(Some records)
>> BEGIN
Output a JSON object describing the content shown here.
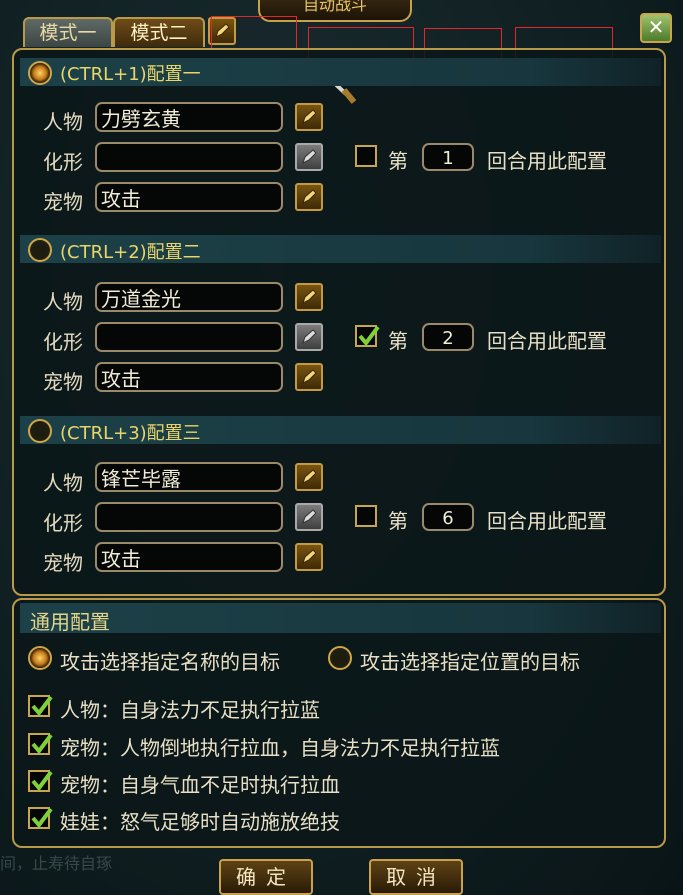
{
  "window": {
    "title": "自动战斗",
    "close_icon": "close-icon"
  },
  "tabs": [
    {
      "label": "模式一"
    },
    {
      "label": "模式二"
    }
  ],
  "configs": [
    {
      "title": "(CTRL+1)配置一",
      "selected": true,
      "person_label": "人物",
      "person_value": "力劈玄黄",
      "transform_label": "化形",
      "transform_value": "",
      "pet_label": "宠物",
      "pet_value": "攻击",
      "checked": false,
      "round_prefix": "第",
      "round": "1",
      "round_suffix": "回合用此配置"
    },
    {
      "title": "(CTRL+2)配置二",
      "selected": false,
      "person_label": "人物",
      "person_value": "万道金光",
      "transform_label": "化形",
      "transform_value": "",
      "pet_label": "宠物",
      "pet_value": "攻击",
      "checked": true,
      "round_prefix": "第",
      "round": "2",
      "round_suffix": "回合用此配置"
    },
    {
      "title": "(CTRL+3)配置三",
      "selected": false,
      "person_label": "人物",
      "person_value": "锋芒毕露",
      "transform_label": "化形",
      "transform_value": "",
      "pet_label": "宠物",
      "pet_value": "攻击",
      "checked": false,
      "round_prefix": "第",
      "round": "6",
      "round_suffix": "回合用此配置"
    }
  ],
  "general": {
    "title": "通用配置",
    "target_options": [
      {
        "label": "攻击选择指定名称的目标",
        "selected": true
      },
      {
        "label": "攻击选择指定位置的目标",
        "selected": false
      }
    ],
    "options": [
      {
        "label": "人物：自身法力不足执行拉蓝",
        "checked": true
      },
      {
        "label": "宠物：人物倒地执行拉血，自身法力不足执行拉蓝",
        "checked": true
      },
      {
        "label": "宠物：自身气血不足时执行拉血",
        "checked": true
      },
      {
        "label": "娃娃：怒气足够时自动施放绝技",
        "checked": true
      }
    ]
  },
  "buttons": {
    "confirm": "确定",
    "cancel": "取消"
  },
  "background_text": "间，止寿待自琢",
  "colors": {
    "accent_gold": "#c9a24a",
    "header_teal": "#1d4148",
    "title_yellow": "#e9d56a"
  }
}
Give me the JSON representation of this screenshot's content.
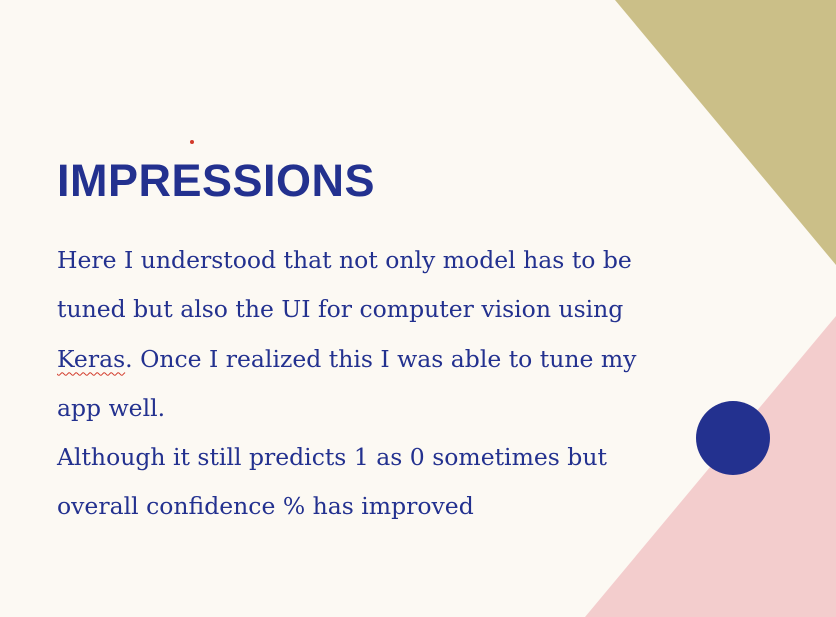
{
  "slide": {
    "title": "IMPRESSIONS",
    "paragraph1": {
      "before": "Here I understood that not only model has to be tuned but also the UI for computer vision using ",
      "flagged_word": "Keras",
      "after": ". Once I realized this I was able to tune my app well."
    },
    "paragraph2": "Although it still predicts 1 as 0 sometimes but overall confidence % has improved"
  },
  "colors": {
    "background": "#fcf9f3",
    "text": "#23318f",
    "gold_triangle": "#cbbf88",
    "pink_triangle": "#f3cdcd",
    "circle": "#23318f",
    "spellcheck_underline": "#d23a2a"
  }
}
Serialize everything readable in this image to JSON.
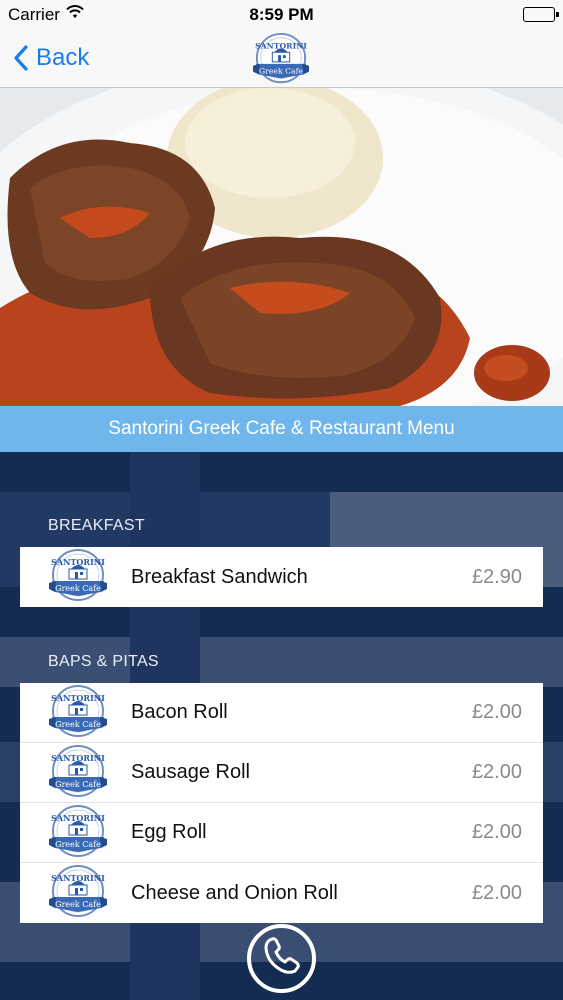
{
  "status_bar": {
    "carrier": "Carrier",
    "time": "8:59 PM",
    "wifi_icon": "wifi-icon",
    "battery_icon": "battery-icon"
  },
  "nav": {
    "back_label": "Back",
    "back_icon": "chevron-left-icon",
    "logo_icon": "santorini-greek-cafe-logo"
  },
  "logo_text": {
    "top": "SANTORINI",
    "bottom": "Greek Cafe"
  },
  "hero_image": "greek-stew-with-rice-photo",
  "menu_title": "Santorini Greek Cafe & Restaurant Menu",
  "sections": [
    {
      "title": "BREAKFAST",
      "items": [
        {
          "name": "Breakfast Sandwich",
          "price": "£2.90"
        }
      ]
    },
    {
      "title": "BAPS & PITAS",
      "items": [
        {
          "name": "Bacon Roll",
          "price": "£2.00"
        },
        {
          "name": "Sausage Roll",
          "price": "£2.00"
        },
        {
          "name": "Egg Roll",
          "price": "£2.00"
        },
        {
          "name": "Cheese and Onion Roll",
          "price": "£2.00"
        }
      ]
    }
  ],
  "call_icon": "phone-icon",
  "colors": {
    "accent": "#1a7bf2",
    "banner": "#6fb6ec",
    "background": "#142b52",
    "logo_blue": "#2a5aa8"
  }
}
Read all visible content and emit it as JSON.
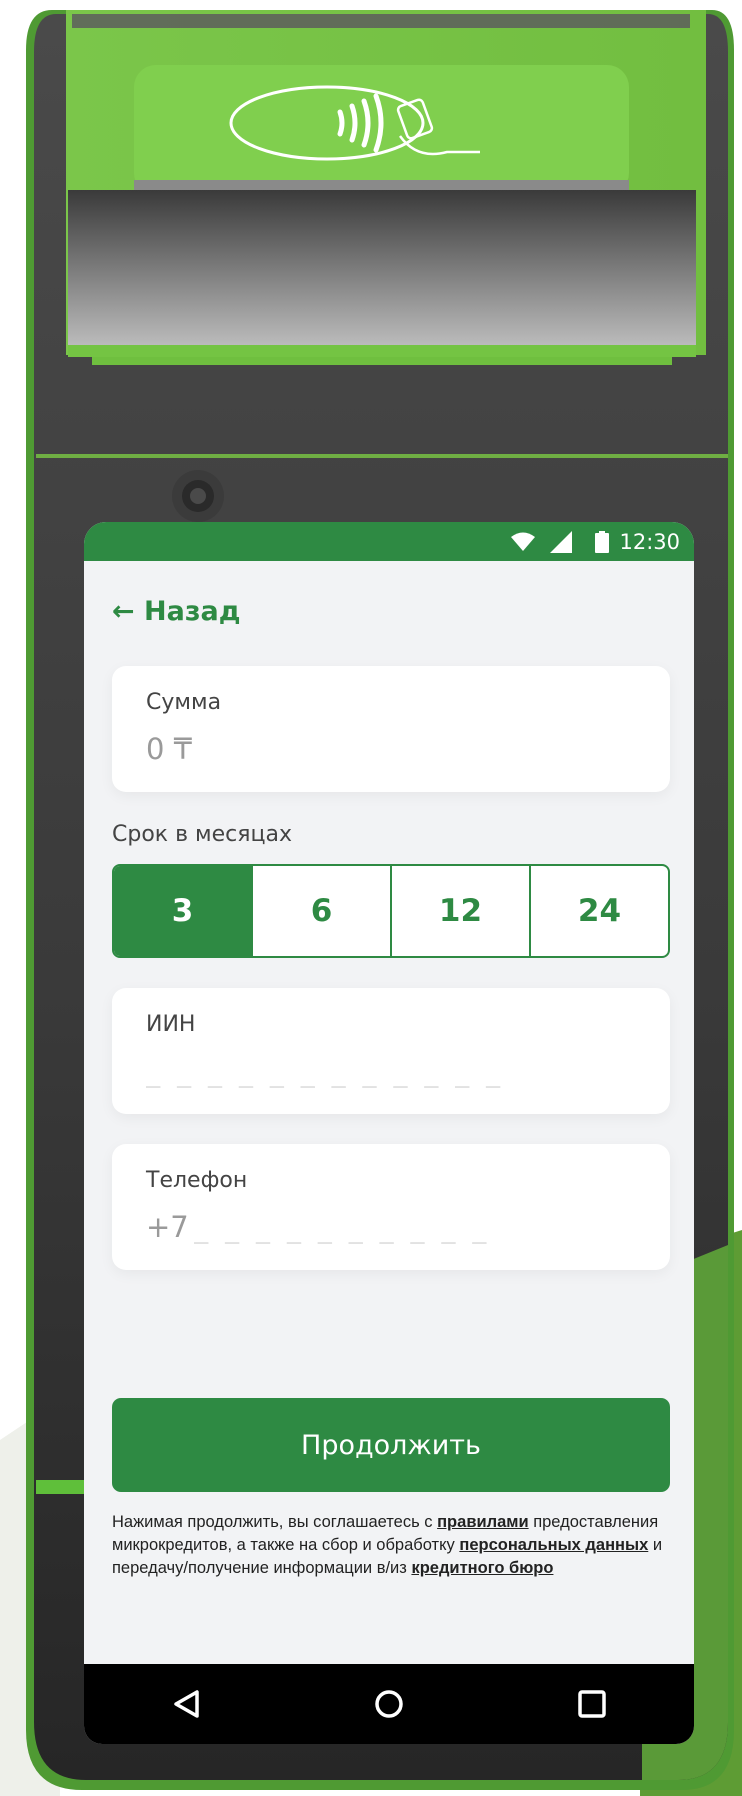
{
  "status_bar": {
    "time": "12:30",
    "wifi_icon": "wifi-icon",
    "signal_icon": "signal-icon",
    "battery_icon": "battery-icon"
  },
  "back": {
    "label": "← Назад"
  },
  "amount": {
    "label": "Сумма",
    "value": "0 ₸"
  },
  "term": {
    "label": "Срок в месяцах",
    "options": [
      "3",
      "6",
      "12",
      "24"
    ],
    "selected": "3"
  },
  "iin": {
    "label": "ИИН",
    "placeholder": "_ _ _ _ _ _ _ _ _ _ _ _"
  },
  "phone": {
    "label": "Телефон",
    "prefix": "+7",
    "placeholder": "_ _ _ _ _ _ _ _ _ _"
  },
  "continue_button": {
    "label": "Продолжить"
  },
  "legal": {
    "part1": "Нажимая продолжить, вы соглашаетесь с ",
    "link1": "правилами",
    "part2": " предоставления микрокредитов, а также на сбор и обработку ",
    "link2": "персональных данных",
    "part3": " и передачу/получение информации в/из ",
    "link3": "кредитного бюро"
  },
  "nav_bar": {
    "back_icon": "triangle-back-icon",
    "home_icon": "circle-home-icon",
    "recents_icon": "square-recents-icon"
  },
  "terminal": {
    "contactless_icon": "contactless-payment-icon"
  },
  "colors": {
    "brand_green": "#2e8a43",
    "device_green": "#7ac943",
    "device_dark": "#3c3c3c"
  }
}
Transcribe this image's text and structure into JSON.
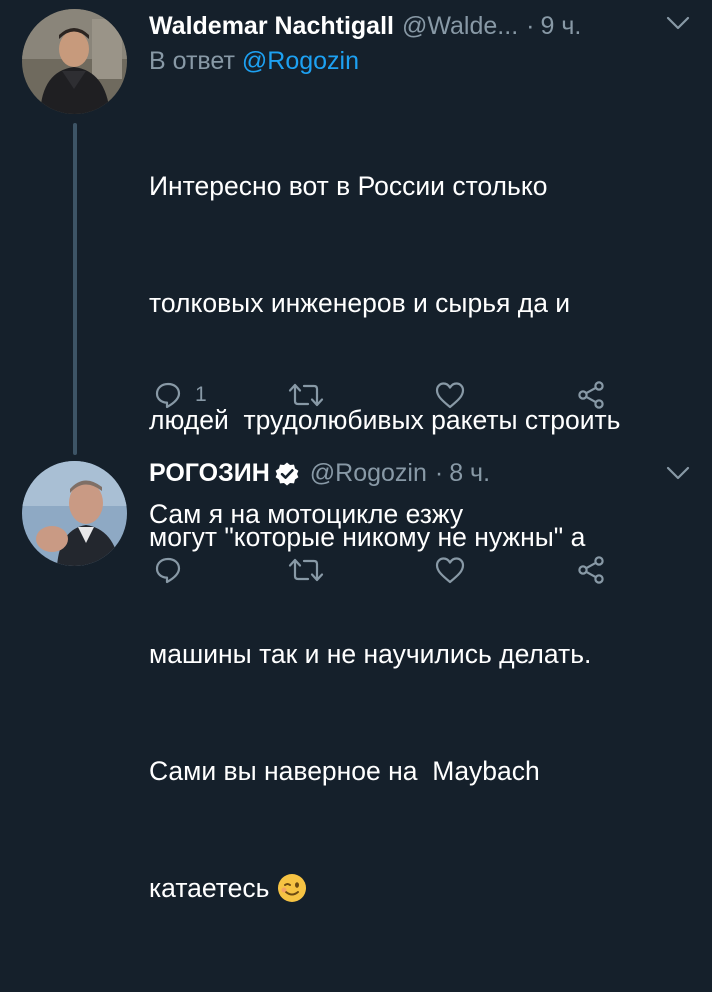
{
  "tweets": [
    {
      "author_name": "Waldemar Nachtigall",
      "handle": "@Walde...",
      "separator": "·",
      "time": "9 ч.",
      "reply_prefix": "В ответ",
      "reply_mention": "@Rogozin",
      "text_lines": [
        "Интересно вот в России столько",
        "толковых инженеров и сырья да и",
        "людей  трудолюбивых ракеты строить",
        "могут \"которые никому не нужны\" а",
        "машины так и не научились делать.",
        "Сами вы наверное на  Maybach",
        "катаетесь"
      ],
      "emoji": "winking-face",
      "reply_count": "1"
    },
    {
      "author_name": "РОГОЗИН",
      "verified": true,
      "handle": "@Rogozin",
      "separator": "·",
      "time": "8 ч.",
      "text": "Сам я на мотоцикле езжу"
    }
  ],
  "colors": {
    "background": "#15202b",
    "text": "#ffffff",
    "secondary": "#8899a6",
    "accent": "#1da1f2",
    "thread_line": "#3d5466"
  }
}
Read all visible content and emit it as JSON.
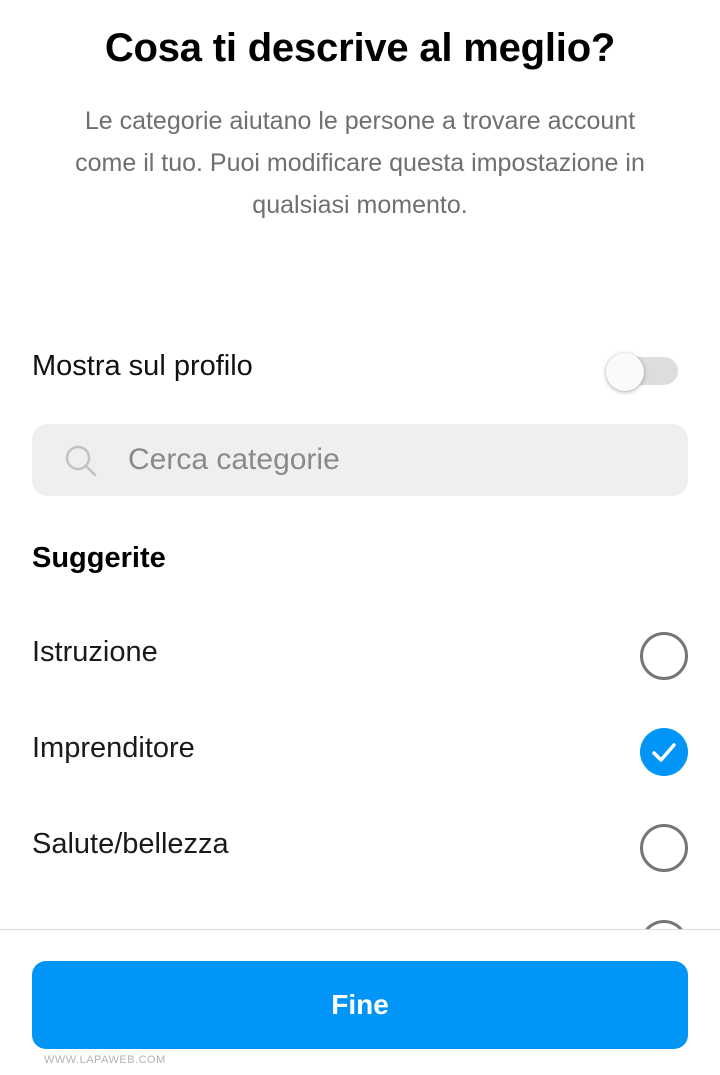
{
  "header": {
    "title": "Cosa ti descrive al meglio?",
    "subtitle": "Le categorie aiutano le persone a trovare account come il tuo. Puoi modificare questa impostazione in qualsiasi momento."
  },
  "display_toggle": {
    "label": "Mostra sul profilo",
    "enabled": false
  },
  "search": {
    "placeholder": "Cerca categorie",
    "value": "",
    "icon": "search-icon"
  },
  "suggested": {
    "heading": "Suggerite",
    "items": [
      {
        "label": "Istruzione",
        "selected": false
      },
      {
        "label": "Imprenditore",
        "selected": true
      },
      {
        "label": "Salute/bellezza",
        "selected": false
      },
      {
        "label": "",
        "selected": false
      }
    ]
  },
  "footer": {
    "done_label": "Fine"
  },
  "watermark": "WWW.LAPAWEB.COM",
  "colors": {
    "accent": "#0095f6",
    "text_secondary": "#6f6f6f",
    "search_bg": "#efefef",
    "radio_border": "#757575"
  }
}
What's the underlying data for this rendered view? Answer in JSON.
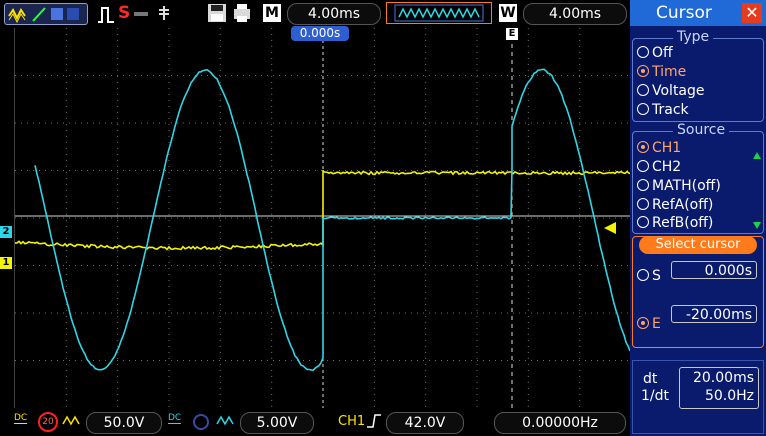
{
  "topbar": {
    "mode_badge": "M",
    "timebase": "4.00ms",
    "window_badge": "W",
    "window_timebase": "4.00ms",
    "stop_label": "S"
  },
  "scope": {
    "trigger_time": "0.000s",
    "cursor_e_marker": "E",
    "ch1_marker": "1",
    "ch2_marker": "2",
    "colors": {
      "ch1": "#f4f400",
      "ch2": "#2fd6e6",
      "grid": "#6a6a6a"
    }
  },
  "bottombar": {
    "ch1_coupling": "DC",
    "ch1_bw": "20",
    "ch1_scale": "50.0V",
    "ch2_coupling": "DC",
    "ch2_scale": "5.00V",
    "trigger_source": "CH1",
    "trigger_level": "42.0V",
    "frequency": "0.00000Hz"
  },
  "panel": {
    "title": "Cursor",
    "type_label": "Type",
    "type_options": [
      "Off",
      "Time",
      "Voltage",
      "Track"
    ],
    "type_selected": 1,
    "source_label": "Source",
    "source_options": [
      "CH1",
      "CH2",
      "MATH(off)",
      "RefA(off)",
      "RefB(off)"
    ],
    "source_selected": 0,
    "select_cursor_label": "Select cursor",
    "s_label": "S",
    "s_value": "0.000s",
    "e_label": "E",
    "e_value": "-20.00ms",
    "dt_label": "dt",
    "dt_value": "20.00ms",
    "inv_dt_label": "1/dt",
    "inv_dt_value": "50.0Hz"
  }
}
>> END
Set task:
Determine the number of lines in the data that contain "content" as a word or string, and state only that number.

Response for this exercise:
4